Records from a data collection
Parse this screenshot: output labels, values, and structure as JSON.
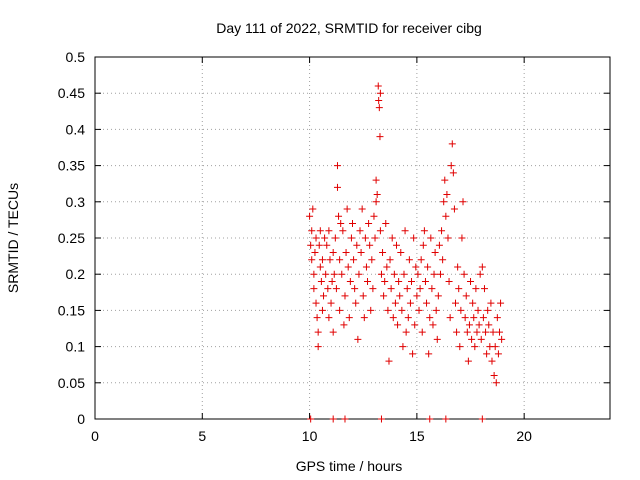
{
  "chart_data": {
    "type": "scatter",
    "title": "Day 111 of 2022, SRMTID for receiver cibg",
    "xlabel": "GPS time / hours",
    "ylabel": "SRMTID / TECUs",
    "xlim": [
      0,
      24
    ],
    "ylim": [
      0,
      0.5
    ],
    "x_ticks": [
      0,
      5,
      10,
      15,
      20
    ],
    "x_tick_labels": [
      "0",
      "5",
      "10",
      "15",
      "20"
    ],
    "y_ticks": [
      0,
      0.05,
      0.1,
      0.15,
      0.2,
      0.25,
      0.3,
      0.35,
      0.4,
      0.45,
      0.5
    ],
    "y_tick_labels": [
      "0",
      "0.05",
      "0.1",
      "0.15",
      "0.2",
      "0.25",
      "0.3",
      "0.35",
      "0.4",
      "0.45",
      "0.5"
    ],
    "grid": true,
    "marker": "+",
    "color": "#e00000",
    "series": [
      {
        "name": "SRMTID",
        "points": [
          [
            10.0,
            0.28
          ],
          [
            10.05,
            0.24
          ],
          [
            10.1,
            0.26
          ],
          [
            10.1,
            0.22
          ],
          [
            10.15,
            0.29
          ],
          [
            10.2,
            0.2
          ],
          [
            10.2,
            0.18
          ],
          [
            10.25,
            0.23
          ],
          [
            10.3,
            0.25
          ],
          [
            10.3,
            0.16
          ],
          [
            10.35,
            0.14
          ],
          [
            10.4,
            0.12
          ],
          [
            10.4,
            0.1
          ],
          [
            10.45,
            0.24
          ],
          [
            10.5,
            0.21
          ],
          [
            10.5,
            0.26
          ],
          [
            10.55,
            0.19
          ],
          [
            10.6,
            0.22
          ],
          [
            10.6,
            0.15
          ],
          [
            10.65,
            0.17
          ],
          [
            10.7,
            0.25
          ],
          [
            10.75,
            0.2
          ],
          [
            10.8,
            0.24
          ],
          [
            10.85,
            0.18
          ],
          [
            10.9,
            0.14
          ],
          [
            10.9,
            0.26
          ],
          [
            10.95,
            0.22
          ],
          [
            11.0,
            0.16
          ],
          [
            11.05,
            0.19
          ],
          [
            11.1,
            0.23
          ],
          [
            11.1,
            0.12
          ],
          [
            11.15,
            0.2
          ],
          [
            11.2,
            0.25
          ],
          [
            11.25,
            0.18
          ],
          [
            11.3,
            0.35
          ],
          [
            11.3,
            0.32
          ],
          [
            11.35,
            0.28
          ],
          [
            11.4,
            0.22
          ],
          [
            11.4,
            0.15
          ],
          [
            11.45,
            0.27
          ],
          [
            11.5,
            0.2
          ],
          [
            11.55,
            0.26
          ],
          [
            11.6,
            0.13
          ],
          [
            11.65,
            0.17
          ],
          [
            11.7,
            0.23
          ],
          [
            11.75,
            0.29
          ],
          [
            11.8,
            0.21
          ],
          [
            11.85,
            0.14
          ],
          [
            11.9,
            0.19
          ],
          [
            11.95,
            0.25
          ],
          [
            12.0,
            0.27
          ],
          [
            12.05,
            0.22
          ],
          [
            12.1,
            0.18
          ],
          [
            12.15,
            0.16
          ],
          [
            12.2,
            0.24
          ],
          [
            12.25,
            0.11
          ],
          [
            12.3,
            0.2
          ],
          [
            12.35,
            0.26
          ],
          [
            12.4,
            0.23
          ],
          [
            12.45,
            0.29
          ],
          [
            12.5,
            0.17
          ],
          [
            12.55,
            0.14
          ],
          [
            12.6,
            0.25
          ],
          [
            12.65,
            0.21
          ],
          [
            12.7,
            0.19
          ],
          [
            12.75,
            0.27
          ],
          [
            12.8,
            0.24
          ],
          [
            12.85,
            0.15
          ],
          [
            12.9,
            0.22
          ],
          [
            12.95,
            0.18
          ],
          [
            13.0,
            0.28
          ],
          [
            13.05,
            0.25
          ],
          [
            13.1,
            0.33
          ],
          [
            13.1,
            0.3
          ],
          [
            13.15,
            0.31
          ],
          [
            13.2,
            0.46
          ],
          [
            13.22,
            0.44
          ],
          [
            13.25,
            0.43
          ],
          [
            13.28,
            0.39
          ],
          [
            13.3,
            0.45
          ],
          [
            13.3,
            0.26
          ],
          [
            13.35,
            0.2
          ],
          [
            13.4,
            0.23
          ],
          [
            13.45,
            0.17
          ],
          [
            13.5,
            0.19
          ],
          [
            13.55,
            0.27
          ],
          [
            13.6,
            0.21
          ],
          [
            13.65,
            0.15
          ],
          [
            13.7,
            0.08
          ],
          [
            13.75,
            0.22
          ],
          [
            13.8,
            0.18
          ],
          [
            13.85,
            0.25
          ],
          [
            13.9,
            0.14
          ],
          [
            13.95,
            0.2
          ],
          [
            14.0,
            0.16
          ],
          [
            14.05,
            0.24
          ],
          [
            14.1,
            0.13
          ],
          [
            14.15,
            0.19
          ],
          [
            14.2,
            0.17
          ],
          [
            14.25,
            0.23
          ],
          [
            14.3,
            0.15
          ],
          [
            14.35,
            0.1
          ],
          [
            14.4,
            0.2
          ],
          [
            14.45,
            0.26
          ],
          [
            14.5,
            0.12
          ],
          [
            14.55,
            0.18
          ],
          [
            14.6,
            0.14
          ],
          [
            14.65,
            0.22
          ],
          [
            14.7,
            0.16
          ],
          [
            14.75,
            0.19
          ],
          [
            14.8,
            0.09
          ],
          [
            14.85,
            0.25
          ],
          [
            14.9,
            0.13
          ],
          [
            14.95,
            0.21
          ],
          [
            15.0,
            0.17
          ],
          [
            15.05,
            0.2
          ],
          [
            15.1,
            0.15
          ],
          [
            15.15,
            0.18
          ],
          [
            15.2,
            0.22
          ],
          [
            15.25,
            0.12
          ],
          [
            15.3,
            0.24
          ],
          [
            15.35,
            0.26
          ],
          [
            15.4,
            0.19
          ],
          [
            15.45,
            0.16
          ],
          [
            15.5,
            0.21
          ],
          [
            15.55,
            0.09
          ],
          [
            15.6,
            0.14
          ],
          [
            15.65,
            0.25
          ],
          [
            15.7,
            0.18
          ],
          [
            15.75,
            0.13
          ],
          [
            15.8,
            0.2
          ],
          [
            15.85,
            0.23
          ],
          [
            15.9,
            0.15
          ],
          [
            15.95,
            0.11
          ],
          [
            16.0,
            0.17
          ],
          [
            16.05,
            0.24
          ],
          [
            16.1,
            0.2
          ],
          [
            16.15,
            0.26
          ],
          [
            16.2,
            0.22
          ],
          [
            16.25,
            0.3
          ],
          [
            16.3,
            0.33
          ],
          [
            16.35,
            0.28
          ],
          [
            16.4,
            0.31
          ],
          [
            16.45,
            0.25
          ],
          [
            16.5,
            0.19
          ],
          [
            16.55,
            0.14
          ],
          [
            16.6,
            0.35
          ],
          [
            16.65,
            0.38
          ],
          [
            16.7,
            0.34
          ],
          [
            16.75,
            0.29
          ],
          [
            16.8,
            0.16
          ],
          [
            16.85,
            0.12
          ],
          [
            16.9,
            0.21
          ],
          [
            16.95,
            0.18
          ],
          [
            17.0,
            0.1
          ],
          [
            17.05,
            0.15
          ],
          [
            17.1,
            0.25
          ],
          [
            17.15,
            0.3
          ],
          [
            17.2,
            0.2
          ],
          [
            17.25,
            0.14
          ],
          [
            17.3,
            0.17
          ],
          [
            17.35,
            0.12
          ],
          [
            17.4,
            0.08
          ],
          [
            17.45,
            0.13
          ],
          [
            17.5,
            0.19
          ],
          [
            17.55,
            0.11
          ],
          [
            17.6,
            0.16
          ],
          [
            17.65,
            0.14
          ],
          [
            17.7,
            0.1
          ],
          [
            17.75,
            0.18
          ],
          [
            17.8,
            0.12
          ],
          [
            17.85,
            0.15
          ],
          [
            17.9,
            0.13
          ],
          [
            17.95,
            0.2
          ],
          [
            18.0,
            0.11
          ],
          [
            18.05,
            0.21
          ],
          [
            18.1,
            0.14
          ],
          [
            18.15,
            0.18
          ],
          [
            18.2,
            0.12
          ],
          [
            18.25,
            0.09
          ],
          [
            18.3,
            0.15
          ],
          [
            18.35,
            0.13
          ],
          [
            18.4,
            0.1
          ],
          [
            18.45,
            0.16
          ],
          [
            18.5,
            0.08
          ],
          [
            18.55,
            0.12
          ],
          [
            18.6,
            0.06
          ],
          [
            18.65,
            0.1
          ],
          [
            18.7,
            0.05
          ],
          [
            18.75,
            0.14
          ],
          [
            18.8,
            0.09
          ],
          [
            18.85,
            0.12
          ],
          [
            18.9,
            0.16
          ],
          [
            18.95,
            0.11
          ],
          [
            10.05,
            0.0
          ],
          [
            11.1,
            0.0
          ],
          [
            11.65,
            0.0
          ],
          [
            13.35,
            0.0
          ],
          [
            15.6,
            0.0
          ],
          [
            16.35,
            0.0
          ],
          [
            18.05,
            0.0
          ]
        ]
      }
    ]
  }
}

§ **Written task**:
Count how many lines contain "SRMTID" and give only that count.

§ **Result of this task**:
3